▶ [Extracts from a graphics dataset]
====

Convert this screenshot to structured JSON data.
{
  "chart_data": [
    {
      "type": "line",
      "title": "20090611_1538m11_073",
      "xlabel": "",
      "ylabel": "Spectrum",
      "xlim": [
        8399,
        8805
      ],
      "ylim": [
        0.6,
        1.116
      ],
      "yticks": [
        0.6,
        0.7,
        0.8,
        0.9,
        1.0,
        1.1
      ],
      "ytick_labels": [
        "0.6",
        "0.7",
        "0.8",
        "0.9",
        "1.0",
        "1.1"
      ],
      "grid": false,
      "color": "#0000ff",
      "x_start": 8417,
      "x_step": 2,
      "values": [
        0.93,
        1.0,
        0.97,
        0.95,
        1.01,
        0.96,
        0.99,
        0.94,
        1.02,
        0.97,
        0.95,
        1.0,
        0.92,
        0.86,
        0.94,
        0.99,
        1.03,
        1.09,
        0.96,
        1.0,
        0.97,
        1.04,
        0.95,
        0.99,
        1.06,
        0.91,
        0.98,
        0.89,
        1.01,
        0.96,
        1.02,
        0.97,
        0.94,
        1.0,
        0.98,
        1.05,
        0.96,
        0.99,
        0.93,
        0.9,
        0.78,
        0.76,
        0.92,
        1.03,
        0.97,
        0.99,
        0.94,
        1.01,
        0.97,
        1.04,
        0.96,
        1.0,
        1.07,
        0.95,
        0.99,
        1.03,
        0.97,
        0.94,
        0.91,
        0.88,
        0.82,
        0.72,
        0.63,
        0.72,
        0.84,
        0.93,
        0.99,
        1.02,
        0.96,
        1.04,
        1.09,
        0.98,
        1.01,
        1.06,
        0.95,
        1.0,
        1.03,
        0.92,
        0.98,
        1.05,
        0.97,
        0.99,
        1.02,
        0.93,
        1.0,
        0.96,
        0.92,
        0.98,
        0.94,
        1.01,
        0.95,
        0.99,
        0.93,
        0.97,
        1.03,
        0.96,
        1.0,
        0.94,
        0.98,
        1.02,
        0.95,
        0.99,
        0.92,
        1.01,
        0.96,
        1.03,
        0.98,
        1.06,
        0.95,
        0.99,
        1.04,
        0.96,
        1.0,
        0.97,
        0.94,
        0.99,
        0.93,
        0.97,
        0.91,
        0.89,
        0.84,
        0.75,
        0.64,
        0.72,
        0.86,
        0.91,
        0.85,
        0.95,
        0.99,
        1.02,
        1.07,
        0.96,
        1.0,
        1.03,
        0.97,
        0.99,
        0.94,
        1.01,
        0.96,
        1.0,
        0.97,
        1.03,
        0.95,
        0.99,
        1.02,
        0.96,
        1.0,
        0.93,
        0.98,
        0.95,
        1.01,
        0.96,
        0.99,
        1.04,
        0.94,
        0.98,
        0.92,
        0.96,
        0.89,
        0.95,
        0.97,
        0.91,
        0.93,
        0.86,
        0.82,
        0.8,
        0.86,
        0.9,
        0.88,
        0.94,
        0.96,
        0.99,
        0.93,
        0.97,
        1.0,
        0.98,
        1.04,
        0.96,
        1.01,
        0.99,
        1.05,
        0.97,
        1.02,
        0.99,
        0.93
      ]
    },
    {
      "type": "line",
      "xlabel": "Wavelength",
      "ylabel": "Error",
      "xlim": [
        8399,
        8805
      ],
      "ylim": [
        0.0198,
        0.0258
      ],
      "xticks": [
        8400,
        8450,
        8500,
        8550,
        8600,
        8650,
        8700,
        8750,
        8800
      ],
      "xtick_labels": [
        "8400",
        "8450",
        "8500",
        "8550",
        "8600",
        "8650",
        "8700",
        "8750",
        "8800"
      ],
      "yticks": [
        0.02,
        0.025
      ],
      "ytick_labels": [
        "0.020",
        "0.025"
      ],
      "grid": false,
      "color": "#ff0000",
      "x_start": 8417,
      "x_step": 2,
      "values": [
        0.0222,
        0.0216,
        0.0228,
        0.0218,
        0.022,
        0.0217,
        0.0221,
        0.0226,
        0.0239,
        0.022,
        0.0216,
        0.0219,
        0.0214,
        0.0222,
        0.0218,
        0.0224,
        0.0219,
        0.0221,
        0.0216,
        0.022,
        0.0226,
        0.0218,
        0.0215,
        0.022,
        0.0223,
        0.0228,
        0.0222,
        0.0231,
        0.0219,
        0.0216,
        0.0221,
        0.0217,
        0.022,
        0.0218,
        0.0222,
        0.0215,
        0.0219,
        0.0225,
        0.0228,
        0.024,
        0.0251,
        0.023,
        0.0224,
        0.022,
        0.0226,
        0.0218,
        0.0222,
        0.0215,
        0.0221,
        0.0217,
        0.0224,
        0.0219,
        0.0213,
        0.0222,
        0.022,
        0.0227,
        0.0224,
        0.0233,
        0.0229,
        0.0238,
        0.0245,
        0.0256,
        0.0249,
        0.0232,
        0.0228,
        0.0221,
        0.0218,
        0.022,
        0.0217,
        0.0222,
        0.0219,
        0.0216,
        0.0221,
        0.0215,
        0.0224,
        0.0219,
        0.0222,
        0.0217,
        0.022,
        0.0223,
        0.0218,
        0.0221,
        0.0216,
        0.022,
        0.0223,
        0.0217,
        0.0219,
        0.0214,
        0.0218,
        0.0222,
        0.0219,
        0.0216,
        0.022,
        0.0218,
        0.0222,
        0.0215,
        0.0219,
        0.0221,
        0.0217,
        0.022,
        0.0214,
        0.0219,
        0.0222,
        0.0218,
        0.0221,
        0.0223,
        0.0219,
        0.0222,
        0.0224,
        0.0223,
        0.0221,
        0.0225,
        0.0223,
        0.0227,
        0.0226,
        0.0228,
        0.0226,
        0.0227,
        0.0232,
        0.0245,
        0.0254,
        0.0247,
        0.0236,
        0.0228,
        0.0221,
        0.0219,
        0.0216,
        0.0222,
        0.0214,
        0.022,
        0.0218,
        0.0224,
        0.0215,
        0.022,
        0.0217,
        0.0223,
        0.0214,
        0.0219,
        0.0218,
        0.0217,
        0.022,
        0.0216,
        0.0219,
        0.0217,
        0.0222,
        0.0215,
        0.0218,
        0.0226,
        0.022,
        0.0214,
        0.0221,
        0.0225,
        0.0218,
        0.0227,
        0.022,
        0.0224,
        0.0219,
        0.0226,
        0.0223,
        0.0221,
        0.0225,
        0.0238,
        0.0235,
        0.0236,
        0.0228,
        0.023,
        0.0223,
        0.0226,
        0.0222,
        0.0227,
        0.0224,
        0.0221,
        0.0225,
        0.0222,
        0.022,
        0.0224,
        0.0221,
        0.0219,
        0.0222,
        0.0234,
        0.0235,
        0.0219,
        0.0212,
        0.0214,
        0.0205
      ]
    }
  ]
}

====

▶ [Problem requirements]
Retype all of the data shown above, word for word.

▶ [Finished exercise]
Convert this screenshot to structured JSON data.
{
  "chart_data": [
    {
      "type": "line",
      "title": "20090611_1538m11_073",
      "xlabel": "",
      "ylabel": "Spectrum",
      "xlim": [
        8399,
        8805
      ],
      "ylim": [
        0.6,
        1.116
      ],
      "yticks": [
        0.6,
        0.7,
        0.8,
        0.9,
        1.0,
        1.1
      ],
      "ytick_labels": [
        "0.6",
        "0.7",
        "0.8",
        "0.9",
        "1.0",
        "1.1"
      ],
      "grid": false,
      "color": "#0000ff",
      "x_start": 8417,
      "x_step": 2,
      "values": [
        0.93,
        1.0,
        0.97,
        0.95,
        1.01,
        0.96,
        0.99,
        0.94,
        1.02,
        0.97,
        0.95,
        1.0,
        0.92,
        0.86,
        0.94,
        0.99,
        1.03,
        1.09,
        0.96,
        1.0,
        0.97,
        1.04,
        0.95,
        0.99,
        1.06,
        0.91,
        0.98,
        0.89,
        1.01,
        0.96,
        1.02,
        0.97,
        0.94,
        1.0,
        0.98,
        1.05,
        0.96,
        0.99,
        0.93,
        0.9,
        0.78,
        0.76,
        0.92,
        1.03,
        0.97,
        0.99,
        0.94,
        1.01,
        0.97,
        1.04,
        0.96,
        1.0,
        1.07,
        0.95,
        0.99,
        1.03,
        0.97,
        0.94,
        0.91,
        0.88,
        0.82,
        0.72,
        0.63,
        0.72,
        0.84,
        0.93,
        0.99,
        1.02,
        0.96,
        1.04,
        1.09,
        0.98,
        1.01,
        1.06,
        0.95,
        1.0,
        1.03,
        0.92,
        0.98,
        1.05,
        0.97,
        0.99,
        1.02,
        0.93,
        1.0,
        0.96,
        0.92,
        0.98,
        0.94,
        1.01,
        0.95,
        0.99,
        0.93,
        0.97,
        1.03,
        0.96,
        1.0,
        0.94,
        0.98,
        1.02,
        0.95,
        0.99,
        0.92,
        1.01,
        0.96,
        1.03,
        0.98,
        1.06,
        0.95,
        0.99,
        1.04,
        0.96,
        1.0,
        0.97,
        0.94,
        0.99,
        0.93,
        0.97,
        0.91,
        0.89,
        0.84,
        0.75,
        0.64,
        0.72,
        0.86,
        0.91,
        0.85,
        0.95,
        0.99,
        1.02,
        1.07,
        0.96,
        1.0,
        1.03,
        0.97,
        0.99,
        0.94,
        1.01,
        0.96,
        1.0,
        0.97,
        1.03,
        0.95,
        0.99,
        1.02,
        0.96,
        1.0,
        0.93,
        0.98,
        0.95,
        1.01,
        0.96,
        0.99,
        1.04,
        0.94,
        0.98,
        0.92,
        0.96,
        0.89,
        0.95,
        0.97,
        0.91,
        0.93,
        0.86,
        0.82,
        0.8,
        0.86,
        0.9,
        0.88,
        0.94,
        0.96,
        0.99,
        0.93,
        0.97,
        1.0,
        0.98,
        1.04,
        0.96,
        1.01,
        0.99,
        1.05,
        0.97,
        1.02,
        0.99,
        0.93
      ]
    },
    {
      "type": "line",
      "xlabel": "Wavelength",
      "ylabel": "Error",
      "xlim": [
        8399,
        8805
      ],
      "ylim": [
        0.0198,
        0.0258
      ],
      "xticks": [
        8400,
        8450,
        8500,
        8550,
        8600,
        8650,
        8700,
        8750,
        8800
      ],
      "xtick_labels": [
        "8400",
        "8450",
        "8500",
        "8550",
        "8600",
        "8650",
        "8700",
        "8750",
        "8800"
      ],
      "yticks": [
        0.02,
        0.025
      ],
      "ytick_labels": [
        "0.020",
        "0.025"
      ],
      "grid": false,
      "color": "#ff0000",
      "x_start": 8417,
      "x_step": 2,
      "values": [
        0.0222,
        0.0216,
        0.0228,
        0.0218,
        0.022,
        0.0217,
        0.0221,
        0.0226,
        0.0239,
        0.022,
        0.0216,
        0.0219,
        0.0214,
        0.0222,
        0.0218,
        0.0224,
        0.0219,
        0.0221,
        0.0216,
        0.022,
        0.0226,
        0.0218,
        0.0215,
        0.022,
        0.0223,
        0.0228,
        0.0222,
        0.0231,
        0.0219,
        0.0216,
        0.0221,
        0.0217,
        0.022,
        0.0218,
        0.0222,
        0.0215,
        0.0219,
        0.0225,
        0.0228,
        0.024,
        0.0251,
        0.023,
        0.0224,
        0.022,
        0.0226,
        0.0218,
        0.0222,
        0.0215,
        0.0221,
        0.0217,
        0.0224,
        0.0219,
        0.0213,
        0.0222,
        0.022,
        0.0227,
        0.0224,
        0.0233,
        0.0229,
        0.0238,
        0.0245,
        0.0256,
        0.0249,
        0.0232,
        0.0228,
        0.0221,
        0.0218,
        0.022,
        0.0217,
        0.0222,
        0.0219,
        0.0216,
        0.0221,
        0.0215,
        0.0224,
        0.0219,
        0.0222,
        0.0217,
        0.022,
        0.0223,
        0.0218,
        0.0221,
        0.0216,
        0.022,
        0.0223,
        0.0217,
        0.0219,
        0.0214,
        0.0218,
        0.0222,
        0.0219,
        0.0216,
        0.022,
        0.0218,
        0.0222,
        0.0215,
        0.0219,
        0.0221,
        0.0217,
        0.022,
        0.0214,
        0.0219,
        0.0222,
        0.0218,
        0.0221,
        0.0223,
        0.0219,
        0.0222,
        0.0224,
        0.0223,
        0.0221,
        0.0225,
        0.0223,
        0.0227,
        0.0226,
        0.0228,
        0.0226,
        0.0227,
        0.0232,
        0.0245,
        0.0254,
        0.0247,
        0.0236,
        0.0228,
        0.0221,
        0.0219,
        0.0216,
        0.0222,
        0.0214,
        0.022,
        0.0218,
        0.0224,
        0.0215,
        0.022,
        0.0217,
        0.0223,
        0.0214,
        0.0219,
        0.0218,
        0.0217,
        0.022,
        0.0216,
        0.0219,
        0.0217,
        0.0222,
        0.0215,
        0.0218,
        0.0226,
        0.022,
        0.0214,
        0.0221,
        0.0225,
        0.0218,
        0.0227,
        0.022,
        0.0224,
        0.0219,
        0.0226,
        0.0223,
        0.0221,
        0.0225,
        0.0238,
        0.0235,
        0.0236,
        0.0228,
        0.023,
        0.0223,
        0.0226,
        0.0222,
        0.0227,
        0.0224,
        0.0221,
        0.0225,
        0.0222,
        0.022,
        0.0224,
        0.0221,
        0.0219,
        0.0222,
        0.0234,
        0.0235,
        0.0219,
        0.0212,
        0.0214,
        0.0205
      ]
    }
  ]
}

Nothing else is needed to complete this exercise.